[Materials provided]
- - - -
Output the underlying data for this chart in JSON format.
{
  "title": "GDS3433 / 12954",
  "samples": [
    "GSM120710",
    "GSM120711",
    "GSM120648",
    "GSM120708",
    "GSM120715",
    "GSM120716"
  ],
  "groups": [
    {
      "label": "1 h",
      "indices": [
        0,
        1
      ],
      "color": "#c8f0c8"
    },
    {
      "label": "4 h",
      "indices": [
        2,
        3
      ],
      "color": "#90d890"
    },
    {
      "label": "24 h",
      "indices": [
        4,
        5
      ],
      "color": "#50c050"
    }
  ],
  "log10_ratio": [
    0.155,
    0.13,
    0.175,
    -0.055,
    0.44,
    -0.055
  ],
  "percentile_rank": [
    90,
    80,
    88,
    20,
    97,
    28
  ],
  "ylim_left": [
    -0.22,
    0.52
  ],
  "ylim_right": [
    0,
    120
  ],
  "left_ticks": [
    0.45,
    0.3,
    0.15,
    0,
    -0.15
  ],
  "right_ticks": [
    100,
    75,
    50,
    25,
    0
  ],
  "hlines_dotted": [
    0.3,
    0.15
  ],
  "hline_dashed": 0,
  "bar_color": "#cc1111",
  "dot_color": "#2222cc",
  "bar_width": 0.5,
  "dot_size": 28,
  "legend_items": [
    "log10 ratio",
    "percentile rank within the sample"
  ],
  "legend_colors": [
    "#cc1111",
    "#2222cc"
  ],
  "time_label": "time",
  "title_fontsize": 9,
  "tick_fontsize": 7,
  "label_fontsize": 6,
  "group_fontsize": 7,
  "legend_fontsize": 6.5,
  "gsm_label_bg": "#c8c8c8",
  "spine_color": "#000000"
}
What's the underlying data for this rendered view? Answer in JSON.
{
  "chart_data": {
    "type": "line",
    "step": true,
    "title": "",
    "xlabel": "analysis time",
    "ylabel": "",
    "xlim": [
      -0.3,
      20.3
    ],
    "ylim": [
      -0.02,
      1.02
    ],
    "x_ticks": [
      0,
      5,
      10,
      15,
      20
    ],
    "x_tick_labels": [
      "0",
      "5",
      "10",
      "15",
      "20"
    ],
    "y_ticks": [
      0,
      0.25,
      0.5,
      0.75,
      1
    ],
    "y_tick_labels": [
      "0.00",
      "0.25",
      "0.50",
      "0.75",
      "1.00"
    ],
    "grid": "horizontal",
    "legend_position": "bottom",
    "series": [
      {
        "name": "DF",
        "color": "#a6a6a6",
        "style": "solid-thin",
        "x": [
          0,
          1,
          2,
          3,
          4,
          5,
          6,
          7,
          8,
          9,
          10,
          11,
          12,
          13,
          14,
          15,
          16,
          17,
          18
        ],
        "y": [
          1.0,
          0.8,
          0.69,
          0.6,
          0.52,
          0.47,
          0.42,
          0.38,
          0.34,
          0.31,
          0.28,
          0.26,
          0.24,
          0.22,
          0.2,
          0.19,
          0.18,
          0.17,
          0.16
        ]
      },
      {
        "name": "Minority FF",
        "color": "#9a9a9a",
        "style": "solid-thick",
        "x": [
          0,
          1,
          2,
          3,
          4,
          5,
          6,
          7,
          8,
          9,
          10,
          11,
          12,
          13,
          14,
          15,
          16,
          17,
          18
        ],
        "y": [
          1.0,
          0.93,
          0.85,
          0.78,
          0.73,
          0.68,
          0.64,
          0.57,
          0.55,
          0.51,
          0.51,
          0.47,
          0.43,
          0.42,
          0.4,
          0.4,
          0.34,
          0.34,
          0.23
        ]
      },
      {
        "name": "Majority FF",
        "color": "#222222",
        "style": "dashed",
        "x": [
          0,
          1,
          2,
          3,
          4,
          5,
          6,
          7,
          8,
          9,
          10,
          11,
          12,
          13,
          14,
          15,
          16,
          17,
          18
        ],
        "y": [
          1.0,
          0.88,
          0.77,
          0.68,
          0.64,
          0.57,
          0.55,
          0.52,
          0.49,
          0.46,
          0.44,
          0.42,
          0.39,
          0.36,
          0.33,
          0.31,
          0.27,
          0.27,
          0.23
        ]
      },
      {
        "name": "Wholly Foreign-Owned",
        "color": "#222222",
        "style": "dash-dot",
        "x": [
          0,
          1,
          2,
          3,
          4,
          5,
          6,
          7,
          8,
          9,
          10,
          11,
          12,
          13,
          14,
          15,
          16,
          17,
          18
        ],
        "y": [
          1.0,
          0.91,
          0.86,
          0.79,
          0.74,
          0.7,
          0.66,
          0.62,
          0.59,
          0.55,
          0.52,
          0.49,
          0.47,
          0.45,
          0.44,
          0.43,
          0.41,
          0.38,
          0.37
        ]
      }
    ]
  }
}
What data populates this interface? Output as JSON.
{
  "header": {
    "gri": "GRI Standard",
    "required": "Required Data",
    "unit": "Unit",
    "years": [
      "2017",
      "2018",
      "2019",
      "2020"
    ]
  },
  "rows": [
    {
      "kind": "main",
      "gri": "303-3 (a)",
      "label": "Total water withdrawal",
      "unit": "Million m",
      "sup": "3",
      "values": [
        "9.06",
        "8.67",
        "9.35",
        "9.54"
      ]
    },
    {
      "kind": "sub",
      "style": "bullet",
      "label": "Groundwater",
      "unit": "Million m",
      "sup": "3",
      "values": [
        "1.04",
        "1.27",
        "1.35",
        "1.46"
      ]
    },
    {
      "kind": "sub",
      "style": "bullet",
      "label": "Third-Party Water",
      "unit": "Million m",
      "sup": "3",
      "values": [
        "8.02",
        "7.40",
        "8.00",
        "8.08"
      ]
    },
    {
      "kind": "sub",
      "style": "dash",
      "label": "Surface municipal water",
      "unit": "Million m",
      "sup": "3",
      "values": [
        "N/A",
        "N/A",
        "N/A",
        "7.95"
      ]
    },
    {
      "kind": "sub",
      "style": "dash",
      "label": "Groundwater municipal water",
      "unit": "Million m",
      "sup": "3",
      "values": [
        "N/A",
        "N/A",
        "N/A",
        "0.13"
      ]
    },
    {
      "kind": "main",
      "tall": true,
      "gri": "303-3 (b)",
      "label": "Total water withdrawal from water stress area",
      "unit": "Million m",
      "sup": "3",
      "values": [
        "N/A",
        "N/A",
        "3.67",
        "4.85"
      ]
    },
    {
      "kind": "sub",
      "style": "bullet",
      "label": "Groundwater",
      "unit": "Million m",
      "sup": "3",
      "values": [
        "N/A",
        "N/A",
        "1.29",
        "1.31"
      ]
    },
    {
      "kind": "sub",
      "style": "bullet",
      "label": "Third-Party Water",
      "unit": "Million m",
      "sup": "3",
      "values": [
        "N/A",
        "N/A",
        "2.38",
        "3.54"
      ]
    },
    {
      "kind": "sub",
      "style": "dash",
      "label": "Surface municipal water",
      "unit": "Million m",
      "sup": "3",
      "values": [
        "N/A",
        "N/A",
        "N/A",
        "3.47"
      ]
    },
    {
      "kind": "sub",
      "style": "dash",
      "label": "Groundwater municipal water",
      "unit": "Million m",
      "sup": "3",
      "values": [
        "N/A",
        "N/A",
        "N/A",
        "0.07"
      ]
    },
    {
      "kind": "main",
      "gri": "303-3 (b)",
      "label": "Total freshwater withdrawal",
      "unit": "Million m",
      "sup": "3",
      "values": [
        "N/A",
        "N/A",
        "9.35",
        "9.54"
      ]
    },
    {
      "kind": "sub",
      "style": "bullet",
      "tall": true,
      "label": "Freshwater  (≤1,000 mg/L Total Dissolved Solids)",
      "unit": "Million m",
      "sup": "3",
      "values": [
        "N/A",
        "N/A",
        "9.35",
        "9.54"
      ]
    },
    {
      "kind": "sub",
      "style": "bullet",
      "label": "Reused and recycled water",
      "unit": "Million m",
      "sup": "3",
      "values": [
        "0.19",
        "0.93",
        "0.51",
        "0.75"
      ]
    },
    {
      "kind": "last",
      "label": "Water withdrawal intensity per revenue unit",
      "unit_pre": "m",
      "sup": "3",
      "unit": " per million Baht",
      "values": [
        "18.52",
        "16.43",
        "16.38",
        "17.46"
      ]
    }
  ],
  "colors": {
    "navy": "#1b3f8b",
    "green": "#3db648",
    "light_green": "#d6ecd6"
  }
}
- - - -
[Problem details]
Each line with the string "name" in it needs to be found and copied.

[Written answer]
        "name": "DF",
        "name": "Minority FF",
        "name": "Majority FF",
        "name": "Wholly Foreign-Owned",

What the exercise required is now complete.